> _RECORDS FOR THIS EXERCISE_
_____

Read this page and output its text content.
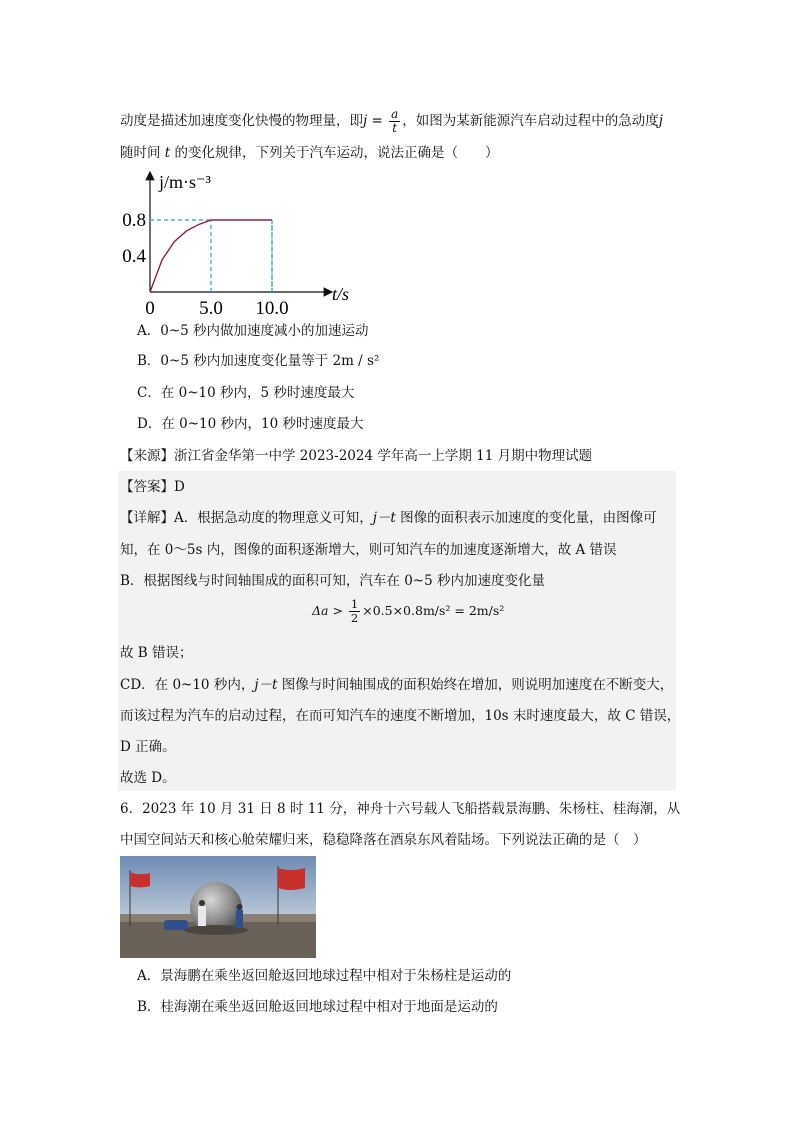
动度是描述加速度变化快慢的物理量，即$j = \frac{a}{t}$ ，如图为某新能源汽车启动过程中的急动度j
随时间 t 的变化规律，下列关于汽车运动，说法正确是（　　）
0 5.0 10.0
0.4
0.8
j/m·s⁻³
t/s
A．0~5 秒内做加速度减小的加速运动
B．0~5 秒内加速度变化量等于 2m / s²
C．在 0~10 秒内，5 秒时速度最大
D．在 0~10 秒内，10 秒时速度最大
【来源】浙江省金华第一中学 2023-2024 学年高一上学期 11 月期中物理试题
【答案】D
【详解】A．根据急动度的物理意义可知，j－t 图像的面积表示加速度的变化量，由图像可
知，在 0～5s 内，图像的面积逐渐增大，则可知汽车的加速度逐渐增大，故 A 错误
B．根据图线与时间轴围成的面积可知，汽车在 0~5 秒内加速度变化量
$\Delta a > \frac{1}{2} \times 0.5\times 0.8m/s^2 = 2m/s^2$
故 B 错误；
CD．在 0~10 秒内，j－t 图像与时间轴围成的面积始终在增加，则说明加速度在不断变大，
而该过程为汽车的启动过程，在而可知汽车的速度不断增加，10s 末时速度最大，故 C 错误，
D 正确。
故选 D。
6．2023 年 10 月 31 日 8 时 11 分，神舟十六号载人飞船搭载景海鹏、朱杨柱、桂海潮，从
中国空间站天和核心舱荣耀归来，稳稳降落在酒泉东风着陆场。下列说法正确的是（　）
A．景海鹏在乘坐返回舱返回地球过程中相对于朱杨柱是运动的
B．桂海潮在乘坐返回舱返回地球过程中相对于地面是运动的
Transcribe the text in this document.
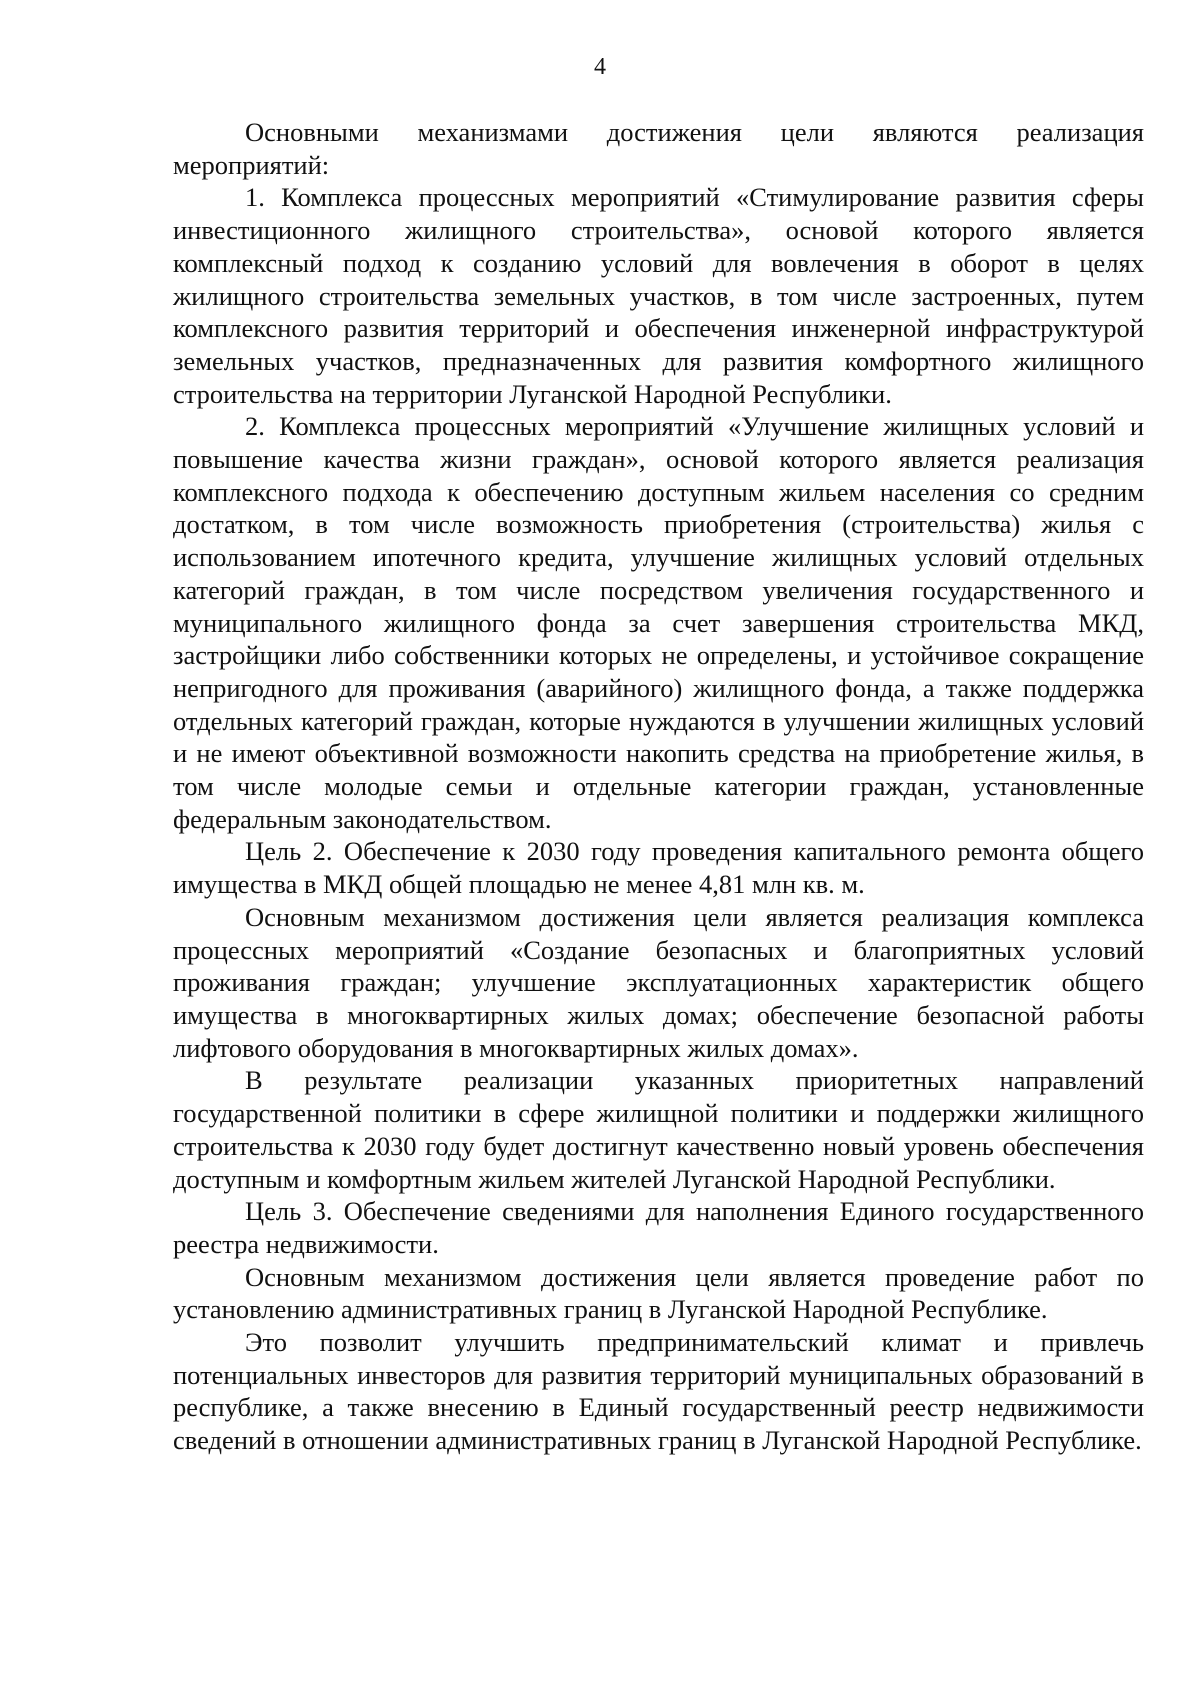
4

Основными механизмами достижения цели являются реализация мероприятий:

1. Комплекса процессных мероприятий «Стимулирование развития сферы инвестиционного жилищного строительства», основой которого является комплексный подход к созданию условий для вовлечения в оборот в целях жилищного строительства земельных участков, в том числе застроенных, путем комплексного развития территорий и обеспечения инженерной инфраструктурой земельных участков, предназначенных для развития комфортного жилищного строительства на территории Луганской Народной Республики.

2. Комплекса процессных мероприятий «Улучшение жилищных условий и повышение качества жизни граждан», основой которого является реализация комплексного подхода к обеспечению доступным жильем населения со средним достатком, в том числе возможность приобретения (строительства) жилья с использованием ипотечного кредита, улучшение жилищных условий отдельных категорий граждан, в том числе посредством увеличения государственного и муниципального жилищного фонда за счет завершения строительства МКД, застройщики либо собственники которых не определены, и устойчивое сокращение непригодного для проживания (аварийного) жилищного фонда, а также поддержка отдельных категорий граждан, которые нуждаются в улучшении жилищных условий и не имеют объективной возможности накопить средства на приобретение жилья, в том числе молодые семьи и отдельные категории граждан, установленные федеральным законодательством.

Цель 2. Обеспечение к 2030 году проведения капитального ремонта общего имущества в МКД общей площадью не менее 4,81 млн кв. м.

Основным механизмом достижения цели является реализация комплекса процессных мероприятий «Создание безопасных и благоприятных условий проживания граждан; улучшение эксплуатационных характеристик общего имущества в многоквартирных жилых домах; обеспечение безопасной работы лифтового оборудования в многоквартирных жилых домах».

В результате реализации указанных приоритетных направлений государственной политики в сфере жилищной политики и поддержки жилищного строительства к 2030 году будет достигнут качественно новый уровень обеспечения доступным и комфортным жильем жителей Луганской Народной Республики.

Цель 3. Обеспечение сведениями для наполнения Единого государственного реестра недвижимости.

Основным механизмом достижения цели является проведение работ по установлению административных границ в Луганской Народной Республике.

Это позволит улучшить предпринимательский климат и привлечь потенциальных инвесторов для развития территорий муниципальных образований в республике, а также внесению в Единый государственный реестр недвижимости сведений в отношении административных границ в Луганской Народной Республике.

_____

Read the data above and pull out each line that holds the string "text".

> _ANSWER TO THE PROBLEM_
Read this page and output its text content.
Transcribe the text in this document.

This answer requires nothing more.